*WRITTEN TASK:* Track down the lines that contain "Pretrained" and copy them.

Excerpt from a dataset

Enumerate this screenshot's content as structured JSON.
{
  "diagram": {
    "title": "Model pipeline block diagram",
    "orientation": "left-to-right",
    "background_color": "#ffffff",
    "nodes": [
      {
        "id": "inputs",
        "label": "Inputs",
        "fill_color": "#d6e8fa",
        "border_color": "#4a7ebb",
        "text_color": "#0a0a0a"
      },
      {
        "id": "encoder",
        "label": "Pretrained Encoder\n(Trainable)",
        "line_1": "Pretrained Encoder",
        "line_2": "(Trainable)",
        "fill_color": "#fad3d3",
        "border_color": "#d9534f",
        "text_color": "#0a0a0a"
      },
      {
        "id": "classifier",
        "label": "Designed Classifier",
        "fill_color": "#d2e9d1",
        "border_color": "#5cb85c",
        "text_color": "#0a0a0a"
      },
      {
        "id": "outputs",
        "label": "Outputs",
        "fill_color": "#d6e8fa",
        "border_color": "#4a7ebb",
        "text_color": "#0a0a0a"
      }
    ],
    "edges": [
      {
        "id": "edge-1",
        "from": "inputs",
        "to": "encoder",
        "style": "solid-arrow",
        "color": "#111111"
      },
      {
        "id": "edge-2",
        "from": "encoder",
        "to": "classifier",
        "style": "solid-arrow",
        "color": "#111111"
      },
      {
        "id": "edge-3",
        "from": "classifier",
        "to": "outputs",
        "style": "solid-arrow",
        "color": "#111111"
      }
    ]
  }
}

*FINAL RESULT:*
        "label": "Pretrained Encoder\n(Trainable)",
        "line_1": "Pretrained Encoder",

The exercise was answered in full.